Dataset items:

+ + + + + + +

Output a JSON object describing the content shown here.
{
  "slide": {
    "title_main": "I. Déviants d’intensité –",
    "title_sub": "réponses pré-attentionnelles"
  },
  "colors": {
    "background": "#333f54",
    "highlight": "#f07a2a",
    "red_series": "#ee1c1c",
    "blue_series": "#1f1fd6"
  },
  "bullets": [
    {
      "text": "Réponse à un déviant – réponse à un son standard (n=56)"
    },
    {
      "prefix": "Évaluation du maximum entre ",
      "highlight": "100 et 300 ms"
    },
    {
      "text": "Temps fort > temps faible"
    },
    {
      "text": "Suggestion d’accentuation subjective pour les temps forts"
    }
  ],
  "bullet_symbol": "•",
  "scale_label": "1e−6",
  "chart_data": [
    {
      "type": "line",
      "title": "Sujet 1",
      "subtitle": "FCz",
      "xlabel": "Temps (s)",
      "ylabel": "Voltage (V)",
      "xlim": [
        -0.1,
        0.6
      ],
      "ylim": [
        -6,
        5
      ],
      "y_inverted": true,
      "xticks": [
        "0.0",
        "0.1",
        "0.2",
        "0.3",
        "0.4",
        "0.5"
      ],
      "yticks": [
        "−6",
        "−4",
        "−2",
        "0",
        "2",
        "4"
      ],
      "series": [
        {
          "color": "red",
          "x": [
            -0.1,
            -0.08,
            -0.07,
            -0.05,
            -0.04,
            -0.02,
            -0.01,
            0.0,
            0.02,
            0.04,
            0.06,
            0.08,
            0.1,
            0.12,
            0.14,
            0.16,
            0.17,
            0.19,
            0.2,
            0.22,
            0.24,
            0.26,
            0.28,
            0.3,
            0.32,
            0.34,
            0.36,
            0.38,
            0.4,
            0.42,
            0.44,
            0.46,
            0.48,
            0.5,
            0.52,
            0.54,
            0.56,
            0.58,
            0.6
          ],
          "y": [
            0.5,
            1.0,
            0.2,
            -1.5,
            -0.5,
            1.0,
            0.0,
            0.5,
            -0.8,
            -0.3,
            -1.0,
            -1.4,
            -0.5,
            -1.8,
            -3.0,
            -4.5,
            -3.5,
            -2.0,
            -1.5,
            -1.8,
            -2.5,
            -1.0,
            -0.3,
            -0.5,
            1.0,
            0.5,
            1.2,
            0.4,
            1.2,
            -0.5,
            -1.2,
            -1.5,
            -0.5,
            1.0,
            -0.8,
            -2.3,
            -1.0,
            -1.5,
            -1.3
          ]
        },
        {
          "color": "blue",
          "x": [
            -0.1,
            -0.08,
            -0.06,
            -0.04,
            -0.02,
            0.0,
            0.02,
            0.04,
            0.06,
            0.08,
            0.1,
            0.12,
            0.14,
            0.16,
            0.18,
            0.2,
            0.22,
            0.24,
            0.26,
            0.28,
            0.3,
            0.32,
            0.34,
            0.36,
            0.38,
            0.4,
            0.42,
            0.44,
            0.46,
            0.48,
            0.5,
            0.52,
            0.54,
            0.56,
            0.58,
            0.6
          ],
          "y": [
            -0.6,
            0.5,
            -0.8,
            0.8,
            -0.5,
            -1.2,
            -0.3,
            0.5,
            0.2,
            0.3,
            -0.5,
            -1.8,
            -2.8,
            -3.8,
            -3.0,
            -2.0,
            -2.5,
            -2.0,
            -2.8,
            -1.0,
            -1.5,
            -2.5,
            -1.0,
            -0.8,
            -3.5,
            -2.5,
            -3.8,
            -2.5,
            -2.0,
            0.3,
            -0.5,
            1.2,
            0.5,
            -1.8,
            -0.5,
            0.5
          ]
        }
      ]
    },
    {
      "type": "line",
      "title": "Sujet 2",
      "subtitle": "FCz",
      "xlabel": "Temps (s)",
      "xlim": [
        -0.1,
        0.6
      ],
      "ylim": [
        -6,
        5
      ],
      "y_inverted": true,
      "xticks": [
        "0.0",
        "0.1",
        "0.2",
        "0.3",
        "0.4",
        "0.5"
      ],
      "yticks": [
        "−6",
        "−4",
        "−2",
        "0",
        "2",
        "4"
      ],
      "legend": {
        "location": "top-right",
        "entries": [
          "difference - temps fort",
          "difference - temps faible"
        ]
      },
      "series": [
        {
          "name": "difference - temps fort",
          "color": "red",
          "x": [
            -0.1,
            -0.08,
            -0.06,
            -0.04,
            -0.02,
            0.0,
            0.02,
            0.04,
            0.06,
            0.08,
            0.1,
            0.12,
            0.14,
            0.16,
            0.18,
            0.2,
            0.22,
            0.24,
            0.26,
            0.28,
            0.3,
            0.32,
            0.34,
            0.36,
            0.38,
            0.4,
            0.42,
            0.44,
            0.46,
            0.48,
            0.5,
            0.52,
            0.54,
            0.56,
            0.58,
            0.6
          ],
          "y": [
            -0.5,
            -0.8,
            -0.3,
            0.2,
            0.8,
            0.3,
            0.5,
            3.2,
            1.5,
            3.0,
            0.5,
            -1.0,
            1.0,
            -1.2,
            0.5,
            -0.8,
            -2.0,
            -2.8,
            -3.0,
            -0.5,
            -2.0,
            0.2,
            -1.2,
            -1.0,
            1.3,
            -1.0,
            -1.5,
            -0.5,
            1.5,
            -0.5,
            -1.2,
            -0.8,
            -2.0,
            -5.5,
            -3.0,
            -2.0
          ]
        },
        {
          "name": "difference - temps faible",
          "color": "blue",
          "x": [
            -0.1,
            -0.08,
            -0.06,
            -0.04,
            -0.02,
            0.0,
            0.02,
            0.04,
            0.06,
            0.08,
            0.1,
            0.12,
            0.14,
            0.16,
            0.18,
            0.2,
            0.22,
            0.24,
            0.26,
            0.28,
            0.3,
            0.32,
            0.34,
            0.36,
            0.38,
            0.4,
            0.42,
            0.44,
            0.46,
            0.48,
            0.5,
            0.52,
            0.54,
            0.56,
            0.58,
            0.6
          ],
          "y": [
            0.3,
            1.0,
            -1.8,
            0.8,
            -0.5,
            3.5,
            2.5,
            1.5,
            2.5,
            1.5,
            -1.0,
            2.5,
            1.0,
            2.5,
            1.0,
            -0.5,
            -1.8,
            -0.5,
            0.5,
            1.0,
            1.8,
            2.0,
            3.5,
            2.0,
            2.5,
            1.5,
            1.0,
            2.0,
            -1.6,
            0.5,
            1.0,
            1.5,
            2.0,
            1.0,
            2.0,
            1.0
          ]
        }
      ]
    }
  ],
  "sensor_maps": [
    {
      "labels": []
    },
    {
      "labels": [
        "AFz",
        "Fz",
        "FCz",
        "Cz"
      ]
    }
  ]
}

+ + + + + + +

- _Required task_
Set down all of the records shown above once more, exactly.

- _Written answer_
Output a JSON object describing the content shown here.
{
  "slide": {
    "title_main": "I. Déviants d’intensité –",
    "title_sub": "réponses pré-attentionnelles"
  },
  "colors": {
    "background": "#333f54",
    "highlight": "#f07a2a",
    "red_series": "#ee1c1c",
    "blue_series": "#1f1fd6"
  },
  "bullets": [
    {
      "text": "Réponse à un déviant – réponse à un son standard (n=56)"
    },
    {
      "prefix": "Évaluation du maximum entre ",
      "highlight": "100 et 300 ms"
    },
    {
      "text": "Temps fort > temps faible"
    },
    {
      "text": "Suggestion d’accentuation subjective pour les temps forts"
    }
  ],
  "bullet_symbol": "•",
  "scale_label": "1e−6",
  "chart_data": [
    {
      "type": "line",
      "title": "Sujet 1",
      "subtitle": "FCz",
      "xlabel": "Temps (s)",
      "ylabel": "Voltage (V)",
      "xlim": [
        -0.1,
        0.6
      ],
      "ylim": [
        -6,
        5
      ],
      "y_inverted": true,
      "xticks": [
        "0.0",
        "0.1",
        "0.2",
        "0.3",
        "0.4",
        "0.5"
      ],
      "yticks": [
        "−6",
        "−4",
        "−2",
        "0",
        "2",
        "4"
      ],
      "series": [
        {
          "color": "red",
          "x": [
            -0.1,
            -0.08,
            -0.07,
            -0.05,
            -0.04,
            -0.02,
            -0.01,
            0.0,
            0.02,
            0.04,
            0.06,
            0.08,
            0.1,
            0.12,
            0.14,
            0.16,
            0.17,
            0.19,
            0.2,
            0.22,
            0.24,
            0.26,
            0.28,
            0.3,
            0.32,
            0.34,
            0.36,
            0.38,
            0.4,
            0.42,
            0.44,
            0.46,
            0.48,
            0.5,
            0.52,
            0.54,
            0.56,
            0.58,
            0.6
          ],
          "y": [
            0.5,
            1.0,
            0.2,
            -1.5,
            -0.5,
            1.0,
            0.0,
            0.5,
            -0.8,
            -0.3,
            -1.0,
            -1.4,
            -0.5,
            -1.8,
            -3.0,
            -4.5,
            -3.5,
            -2.0,
            -1.5,
            -1.8,
            -2.5,
            -1.0,
            -0.3,
            -0.5,
            1.0,
            0.5,
            1.2,
            0.4,
            1.2,
            -0.5,
            -1.2,
            -1.5,
            -0.5,
            1.0,
            -0.8,
            -2.3,
            -1.0,
            -1.5,
            -1.3
          ]
        },
        {
          "color": "blue",
          "x": [
            -0.1,
            -0.08,
            -0.06,
            -0.04,
            -0.02,
            0.0,
            0.02,
            0.04,
            0.06,
            0.08,
            0.1,
            0.12,
            0.14,
            0.16,
            0.18,
            0.2,
            0.22,
            0.24,
            0.26,
            0.28,
            0.3,
            0.32,
            0.34,
            0.36,
            0.38,
            0.4,
            0.42,
            0.44,
            0.46,
            0.48,
            0.5,
            0.52,
            0.54,
            0.56,
            0.58,
            0.6
          ],
          "y": [
            -0.6,
            0.5,
            -0.8,
            0.8,
            -0.5,
            -1.2,
            -0.3,
            0.5,
            0.2,
            0.3,
            -0.5,
            -1.8,
            -2.8,
            -3.8,
            -3.0,
            -2.0,
            -2.5,
            -2.0,
            -2.8,
            -1.0,
            -1.5,
            -2.5,
            -1.0,
            -0.8,
            -3.5,
            -2.5,
            -3.8,
            -2.5,
            -2.0,
            0.3,
            -0.5,
            1.2,
            0.5,
            -1.8,
            -0.5,
            0.5
          ]
        }
      ]
    },
    {
      "type": "line",
      "title": "Sujet 2",
      "subtitle": "FCz",
      "xlabel": "Temps (s)",
      "xlim": [
        -0.1,
        0.6
      ],
      "ylim": [
        -6,
        5
      ],
      "y_inverted": true,
      "xticks": [
        "0.0",
        "0.1",
        "0.2",
        "0.3",
        "0.4",
        "0.5"
      ],
      "yticks": [
        "−6",
        "−4",
        "−2",
        "0",
        "2",
        "4"
      ],
      "legend": {
        "location": "top-right",
        "entries": [
          "difference - temps fort",
          "difference - temps faible"
        ]
      },
      "series": [
        {
          "name": "difference - temps fort",
          "color": "red",
          "x": [
            -0.1,
            -0.08,
            -0.06,
            -0.04,
            -0.02,
            0.0,
            0.02,
            0.04,
            0.06,
            0.08,
            0.1,
            0.12,
            0.14,
            0.16,
            0.18,
            0.2,
            0.22,
            0.24,
            0.26,
            0.28,
            0.3,
            0.32,
            0.34,
            0.36,
            0.38,
            0.4,
            0.42,
            0.44,
            0.46,
            0.48,
            0.5,
            0.52,
            0.54,
            0.56,
            0.58,
            0.6
          ],
          "y": [
            -0.5,
            -0.8,
            -0.3,
            0.2,
            0.8,
            0.3,
            0.5,
            3.2,
            1.5,
            3.0,
            0.5,
            -1.0,
            1.0,
            -1.2,
            0.5,
            -0.8,
            -2.0,
            -2.8,
            -3.0,
            -0.5,
            -2.0,
            0.2,
            -1.2,
            -1.0,
            1.3,
            -1.0,
            -1.5,
            -0.5,
            1.5,
            -0.5,
            -1.2,
            -0.8,
            -2.0,
            -5.5,
            -3.0,
            -2.0
          ]
        },
        {
          "name": "difference - temps faible",
          "color": "blue",
          "x": [
            -0.1,
            -0.08,
            -0.06,
            -0.04,
            -0.02,
            0.0,
            0.02,
            0.04,
            0.06,
            0.08,
            0.1,
            0.12,
            0.14,
            0.16,
            0.18,
            0.2,
            0.22,
            0.24,
            0.26,
            0.28,
            0.3,
            0.32,
            0.34,
            0.36,
            0.38,
            0.4,
            0.42,
            0.44,
            0.46,
            0.48,
            0.5,
            0.52,
            0.54,
            0.56,
            0.58,
            0.6
          ],
          "y": [
            0.3,
            1.0,
            -1.8,
            0.8,
            -0.5,
            3.5,
            2.5,
            1.5,
            2.5,
            1.5,
            -1.0,
            2.5,
            1.0,
            2.5,
            1.0,
            -0.5,
            -1.8,
            -0.5,
            0.5,
            1.0,
            1.8,
            2.0,
            3.5,
            2.0,
            2.5,
            1.5,
            1.0,
            2.0,
            -1.6,
            0.5,
            1.0,
            1.5,
            2.0,
            1.0,
            2.0,
            1.0
          ]
        }
      ]
    }
  ],
  "sensor_maps": [
    {
      "labels": []
    },
    {
      "labels": [
        "AFz",
        "Fz",
        "FCz",
        "Cz"
      ]
    }
  ]
}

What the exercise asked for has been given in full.